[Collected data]
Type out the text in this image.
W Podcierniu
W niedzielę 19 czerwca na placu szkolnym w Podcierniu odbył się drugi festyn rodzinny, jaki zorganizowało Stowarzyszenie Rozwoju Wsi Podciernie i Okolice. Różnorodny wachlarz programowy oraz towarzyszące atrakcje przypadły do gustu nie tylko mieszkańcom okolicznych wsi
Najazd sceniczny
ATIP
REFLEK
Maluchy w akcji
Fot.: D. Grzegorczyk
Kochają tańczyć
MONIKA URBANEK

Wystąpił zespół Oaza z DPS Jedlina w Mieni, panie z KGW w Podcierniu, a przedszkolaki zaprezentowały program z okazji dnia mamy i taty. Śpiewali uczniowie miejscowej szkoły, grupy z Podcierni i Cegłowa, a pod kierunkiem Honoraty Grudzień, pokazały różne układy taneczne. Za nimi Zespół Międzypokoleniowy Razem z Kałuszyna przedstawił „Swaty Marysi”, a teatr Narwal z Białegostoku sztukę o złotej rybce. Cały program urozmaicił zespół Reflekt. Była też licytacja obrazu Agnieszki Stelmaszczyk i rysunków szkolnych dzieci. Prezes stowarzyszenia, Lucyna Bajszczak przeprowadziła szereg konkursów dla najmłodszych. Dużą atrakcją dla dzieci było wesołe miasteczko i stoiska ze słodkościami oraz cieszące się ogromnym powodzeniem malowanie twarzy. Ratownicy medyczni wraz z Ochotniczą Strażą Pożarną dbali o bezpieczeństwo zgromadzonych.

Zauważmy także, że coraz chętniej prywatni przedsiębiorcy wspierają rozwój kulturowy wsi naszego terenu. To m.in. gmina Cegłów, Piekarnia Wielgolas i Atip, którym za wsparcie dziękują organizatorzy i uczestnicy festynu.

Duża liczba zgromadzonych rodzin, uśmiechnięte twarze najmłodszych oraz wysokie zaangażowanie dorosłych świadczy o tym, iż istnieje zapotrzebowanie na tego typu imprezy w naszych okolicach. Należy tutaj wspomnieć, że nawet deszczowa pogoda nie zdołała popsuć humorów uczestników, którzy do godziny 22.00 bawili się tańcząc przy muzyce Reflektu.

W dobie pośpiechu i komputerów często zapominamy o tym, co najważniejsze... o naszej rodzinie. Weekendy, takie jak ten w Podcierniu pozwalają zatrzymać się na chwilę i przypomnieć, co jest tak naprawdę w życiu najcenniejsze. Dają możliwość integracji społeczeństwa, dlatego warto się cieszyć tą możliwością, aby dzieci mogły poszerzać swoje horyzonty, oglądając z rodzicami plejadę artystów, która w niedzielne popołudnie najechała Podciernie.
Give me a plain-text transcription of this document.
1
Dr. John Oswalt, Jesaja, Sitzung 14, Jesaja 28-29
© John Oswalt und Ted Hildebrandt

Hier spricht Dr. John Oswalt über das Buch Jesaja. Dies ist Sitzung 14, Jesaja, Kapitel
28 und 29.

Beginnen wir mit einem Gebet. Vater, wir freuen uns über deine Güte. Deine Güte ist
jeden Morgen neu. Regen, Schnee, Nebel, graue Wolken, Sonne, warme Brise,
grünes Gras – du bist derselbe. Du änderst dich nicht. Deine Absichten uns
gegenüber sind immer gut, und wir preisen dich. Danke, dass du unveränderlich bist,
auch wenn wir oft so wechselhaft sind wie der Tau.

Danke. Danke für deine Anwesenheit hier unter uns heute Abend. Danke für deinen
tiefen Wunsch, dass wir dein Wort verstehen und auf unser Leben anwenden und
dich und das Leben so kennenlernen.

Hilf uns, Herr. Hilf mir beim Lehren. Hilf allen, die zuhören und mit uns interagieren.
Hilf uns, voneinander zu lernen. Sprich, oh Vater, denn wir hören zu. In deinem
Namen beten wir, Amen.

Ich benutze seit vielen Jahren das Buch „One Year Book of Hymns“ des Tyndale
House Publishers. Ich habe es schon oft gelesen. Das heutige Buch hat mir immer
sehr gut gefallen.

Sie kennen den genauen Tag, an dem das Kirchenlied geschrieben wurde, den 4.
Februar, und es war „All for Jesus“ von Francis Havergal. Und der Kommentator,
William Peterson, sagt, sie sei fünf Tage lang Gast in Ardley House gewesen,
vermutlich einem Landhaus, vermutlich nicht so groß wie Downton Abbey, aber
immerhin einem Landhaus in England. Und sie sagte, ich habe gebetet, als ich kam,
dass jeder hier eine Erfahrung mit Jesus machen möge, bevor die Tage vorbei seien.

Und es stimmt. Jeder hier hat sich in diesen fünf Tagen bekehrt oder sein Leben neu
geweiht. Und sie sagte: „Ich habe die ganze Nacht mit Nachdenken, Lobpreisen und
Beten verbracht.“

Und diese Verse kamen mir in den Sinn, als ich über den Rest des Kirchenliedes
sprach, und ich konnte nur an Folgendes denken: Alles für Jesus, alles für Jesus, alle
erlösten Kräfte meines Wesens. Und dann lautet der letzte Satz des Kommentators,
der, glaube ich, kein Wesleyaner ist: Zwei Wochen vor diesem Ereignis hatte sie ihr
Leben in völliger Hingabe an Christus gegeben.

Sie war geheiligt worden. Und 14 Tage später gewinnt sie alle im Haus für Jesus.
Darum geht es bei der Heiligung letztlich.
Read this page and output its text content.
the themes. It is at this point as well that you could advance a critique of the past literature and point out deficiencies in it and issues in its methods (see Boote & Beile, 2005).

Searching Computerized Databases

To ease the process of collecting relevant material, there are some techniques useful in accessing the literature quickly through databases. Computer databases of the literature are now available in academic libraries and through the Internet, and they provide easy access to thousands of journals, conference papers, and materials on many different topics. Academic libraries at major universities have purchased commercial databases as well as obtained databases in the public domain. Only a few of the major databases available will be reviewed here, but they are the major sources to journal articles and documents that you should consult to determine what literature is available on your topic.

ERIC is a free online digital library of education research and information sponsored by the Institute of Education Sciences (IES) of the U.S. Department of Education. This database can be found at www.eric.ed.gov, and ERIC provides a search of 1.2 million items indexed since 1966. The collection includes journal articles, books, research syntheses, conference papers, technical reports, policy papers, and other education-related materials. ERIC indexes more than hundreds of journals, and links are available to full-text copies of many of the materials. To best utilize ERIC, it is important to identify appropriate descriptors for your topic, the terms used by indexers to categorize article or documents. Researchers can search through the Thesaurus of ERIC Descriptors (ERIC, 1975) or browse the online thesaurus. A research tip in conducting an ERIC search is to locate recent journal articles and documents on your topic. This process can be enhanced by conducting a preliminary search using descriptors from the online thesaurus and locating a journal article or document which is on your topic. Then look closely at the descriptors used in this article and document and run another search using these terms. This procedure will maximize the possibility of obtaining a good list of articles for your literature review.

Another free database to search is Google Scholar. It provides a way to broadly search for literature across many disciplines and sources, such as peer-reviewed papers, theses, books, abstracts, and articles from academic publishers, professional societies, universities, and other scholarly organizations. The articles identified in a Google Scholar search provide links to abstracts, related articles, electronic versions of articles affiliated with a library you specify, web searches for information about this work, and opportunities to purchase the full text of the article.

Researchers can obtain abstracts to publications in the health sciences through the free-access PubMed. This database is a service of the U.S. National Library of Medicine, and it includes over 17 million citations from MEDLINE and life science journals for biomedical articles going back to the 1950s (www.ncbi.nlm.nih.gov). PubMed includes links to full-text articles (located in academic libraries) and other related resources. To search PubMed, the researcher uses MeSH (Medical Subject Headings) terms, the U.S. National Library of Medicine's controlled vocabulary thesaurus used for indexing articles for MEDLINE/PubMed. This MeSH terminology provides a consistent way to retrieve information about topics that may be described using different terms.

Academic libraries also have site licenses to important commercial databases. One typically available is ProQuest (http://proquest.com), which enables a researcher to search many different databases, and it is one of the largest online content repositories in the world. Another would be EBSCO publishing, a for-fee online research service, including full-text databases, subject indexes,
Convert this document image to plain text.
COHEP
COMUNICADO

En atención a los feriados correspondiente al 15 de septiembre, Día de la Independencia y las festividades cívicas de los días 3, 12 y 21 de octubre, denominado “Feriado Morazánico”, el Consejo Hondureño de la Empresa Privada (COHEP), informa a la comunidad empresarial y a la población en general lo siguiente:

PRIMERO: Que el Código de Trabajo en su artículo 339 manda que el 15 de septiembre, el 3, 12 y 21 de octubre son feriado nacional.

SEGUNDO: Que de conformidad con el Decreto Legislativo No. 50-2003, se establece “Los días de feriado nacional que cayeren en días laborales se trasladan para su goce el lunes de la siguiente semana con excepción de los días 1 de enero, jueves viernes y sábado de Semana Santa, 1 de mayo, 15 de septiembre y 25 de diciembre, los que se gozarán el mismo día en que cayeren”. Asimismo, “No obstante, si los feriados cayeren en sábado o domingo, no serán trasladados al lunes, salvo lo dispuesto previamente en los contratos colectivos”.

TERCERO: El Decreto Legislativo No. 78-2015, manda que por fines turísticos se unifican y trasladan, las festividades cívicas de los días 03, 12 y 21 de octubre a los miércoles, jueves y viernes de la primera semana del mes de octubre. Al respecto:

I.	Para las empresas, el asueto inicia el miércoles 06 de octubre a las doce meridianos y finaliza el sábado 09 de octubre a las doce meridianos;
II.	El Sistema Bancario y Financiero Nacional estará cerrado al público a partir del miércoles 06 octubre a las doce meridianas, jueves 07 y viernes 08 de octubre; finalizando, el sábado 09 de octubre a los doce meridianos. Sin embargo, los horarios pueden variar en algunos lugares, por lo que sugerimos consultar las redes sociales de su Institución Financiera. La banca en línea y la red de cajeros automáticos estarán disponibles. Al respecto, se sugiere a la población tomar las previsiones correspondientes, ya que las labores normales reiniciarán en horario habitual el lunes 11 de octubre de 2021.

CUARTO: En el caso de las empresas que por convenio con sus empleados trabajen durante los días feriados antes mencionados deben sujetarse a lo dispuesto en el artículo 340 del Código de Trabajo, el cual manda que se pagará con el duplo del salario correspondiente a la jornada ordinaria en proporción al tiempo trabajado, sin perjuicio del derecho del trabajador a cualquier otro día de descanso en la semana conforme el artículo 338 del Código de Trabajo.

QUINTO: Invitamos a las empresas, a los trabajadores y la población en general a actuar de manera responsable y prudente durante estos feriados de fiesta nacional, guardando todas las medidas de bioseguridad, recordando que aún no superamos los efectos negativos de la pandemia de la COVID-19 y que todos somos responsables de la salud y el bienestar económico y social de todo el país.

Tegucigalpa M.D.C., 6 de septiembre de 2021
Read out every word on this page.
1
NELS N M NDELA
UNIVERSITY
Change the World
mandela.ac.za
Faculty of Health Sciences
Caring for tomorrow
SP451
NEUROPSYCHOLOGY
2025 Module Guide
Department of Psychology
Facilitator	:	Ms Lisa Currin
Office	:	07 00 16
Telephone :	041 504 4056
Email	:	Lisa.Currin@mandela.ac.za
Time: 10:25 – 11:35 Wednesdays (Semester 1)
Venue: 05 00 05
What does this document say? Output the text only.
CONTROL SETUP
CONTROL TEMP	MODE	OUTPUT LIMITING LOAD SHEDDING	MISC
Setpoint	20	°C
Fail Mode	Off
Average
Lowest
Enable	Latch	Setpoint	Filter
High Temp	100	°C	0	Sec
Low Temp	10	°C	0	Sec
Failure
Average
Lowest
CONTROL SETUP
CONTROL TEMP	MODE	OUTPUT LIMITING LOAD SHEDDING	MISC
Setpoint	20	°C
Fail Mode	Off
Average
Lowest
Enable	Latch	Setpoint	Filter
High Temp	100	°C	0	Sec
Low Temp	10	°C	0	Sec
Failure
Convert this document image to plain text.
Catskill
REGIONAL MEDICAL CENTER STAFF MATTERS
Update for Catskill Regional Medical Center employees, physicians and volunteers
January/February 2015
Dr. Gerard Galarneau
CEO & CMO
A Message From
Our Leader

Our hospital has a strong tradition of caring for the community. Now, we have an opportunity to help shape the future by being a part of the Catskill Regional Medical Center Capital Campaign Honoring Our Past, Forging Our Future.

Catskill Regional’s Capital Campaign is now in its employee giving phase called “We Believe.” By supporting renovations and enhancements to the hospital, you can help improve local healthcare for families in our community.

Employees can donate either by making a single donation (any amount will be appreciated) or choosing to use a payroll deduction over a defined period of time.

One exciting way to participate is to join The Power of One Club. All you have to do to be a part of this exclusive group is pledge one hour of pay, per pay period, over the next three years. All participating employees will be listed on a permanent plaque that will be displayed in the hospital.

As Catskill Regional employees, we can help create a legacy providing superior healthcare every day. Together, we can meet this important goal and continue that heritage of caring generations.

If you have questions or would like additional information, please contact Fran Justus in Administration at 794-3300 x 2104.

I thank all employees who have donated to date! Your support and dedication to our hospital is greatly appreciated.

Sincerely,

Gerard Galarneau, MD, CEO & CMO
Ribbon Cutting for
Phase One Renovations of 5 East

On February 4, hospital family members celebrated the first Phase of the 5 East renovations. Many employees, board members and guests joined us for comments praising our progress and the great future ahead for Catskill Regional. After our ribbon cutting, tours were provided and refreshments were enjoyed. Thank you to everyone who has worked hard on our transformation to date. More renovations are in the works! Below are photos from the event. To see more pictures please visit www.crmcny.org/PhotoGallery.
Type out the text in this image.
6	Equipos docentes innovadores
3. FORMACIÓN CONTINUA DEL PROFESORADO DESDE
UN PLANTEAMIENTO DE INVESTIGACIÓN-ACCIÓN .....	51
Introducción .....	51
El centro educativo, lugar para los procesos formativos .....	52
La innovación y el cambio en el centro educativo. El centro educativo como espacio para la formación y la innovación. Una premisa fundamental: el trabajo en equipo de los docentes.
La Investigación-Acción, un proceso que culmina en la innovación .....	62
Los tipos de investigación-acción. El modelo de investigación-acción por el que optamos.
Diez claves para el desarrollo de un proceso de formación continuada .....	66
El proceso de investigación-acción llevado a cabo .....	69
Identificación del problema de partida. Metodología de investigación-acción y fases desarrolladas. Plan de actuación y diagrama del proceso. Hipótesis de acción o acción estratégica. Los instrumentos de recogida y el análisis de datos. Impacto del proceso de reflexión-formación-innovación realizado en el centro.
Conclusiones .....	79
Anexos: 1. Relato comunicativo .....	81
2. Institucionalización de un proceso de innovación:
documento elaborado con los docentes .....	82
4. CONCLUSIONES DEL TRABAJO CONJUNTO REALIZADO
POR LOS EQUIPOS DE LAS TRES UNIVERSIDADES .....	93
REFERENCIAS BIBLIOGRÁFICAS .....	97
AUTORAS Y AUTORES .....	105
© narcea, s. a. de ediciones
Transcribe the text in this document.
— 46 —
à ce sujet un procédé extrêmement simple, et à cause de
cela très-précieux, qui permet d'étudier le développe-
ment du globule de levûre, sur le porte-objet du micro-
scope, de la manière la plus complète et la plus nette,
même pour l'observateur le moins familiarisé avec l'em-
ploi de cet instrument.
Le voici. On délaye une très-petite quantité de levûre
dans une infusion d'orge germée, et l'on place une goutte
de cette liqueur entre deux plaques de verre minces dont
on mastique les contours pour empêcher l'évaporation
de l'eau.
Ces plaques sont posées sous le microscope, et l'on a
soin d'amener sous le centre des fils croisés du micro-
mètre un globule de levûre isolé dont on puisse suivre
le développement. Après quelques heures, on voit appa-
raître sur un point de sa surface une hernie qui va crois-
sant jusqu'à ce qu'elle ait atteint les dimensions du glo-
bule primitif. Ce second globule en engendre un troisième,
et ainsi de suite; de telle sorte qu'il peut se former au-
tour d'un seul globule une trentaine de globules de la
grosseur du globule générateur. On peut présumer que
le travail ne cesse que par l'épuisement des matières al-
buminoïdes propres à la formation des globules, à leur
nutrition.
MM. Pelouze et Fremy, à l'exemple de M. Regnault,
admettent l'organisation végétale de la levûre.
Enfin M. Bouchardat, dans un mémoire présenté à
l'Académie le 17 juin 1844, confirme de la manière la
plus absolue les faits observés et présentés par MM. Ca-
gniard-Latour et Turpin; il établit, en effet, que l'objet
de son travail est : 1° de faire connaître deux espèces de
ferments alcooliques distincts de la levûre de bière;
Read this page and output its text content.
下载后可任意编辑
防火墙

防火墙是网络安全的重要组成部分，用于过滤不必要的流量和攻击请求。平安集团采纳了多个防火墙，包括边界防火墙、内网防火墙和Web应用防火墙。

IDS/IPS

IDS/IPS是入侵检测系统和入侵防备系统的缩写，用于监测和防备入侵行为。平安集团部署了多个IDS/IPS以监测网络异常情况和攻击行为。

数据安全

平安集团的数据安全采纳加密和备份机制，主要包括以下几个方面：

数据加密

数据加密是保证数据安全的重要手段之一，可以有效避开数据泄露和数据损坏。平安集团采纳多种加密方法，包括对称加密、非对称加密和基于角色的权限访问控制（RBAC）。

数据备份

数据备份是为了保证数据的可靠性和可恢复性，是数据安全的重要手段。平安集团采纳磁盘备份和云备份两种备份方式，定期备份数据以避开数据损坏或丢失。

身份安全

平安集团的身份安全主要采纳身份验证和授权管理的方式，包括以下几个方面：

■ EXERCISE DIRECTIONS ■
In the records shown above, how many lines include the word "Danke"? Answer with the number only.

■ ANSWER TO THIS EXERCISE ■
2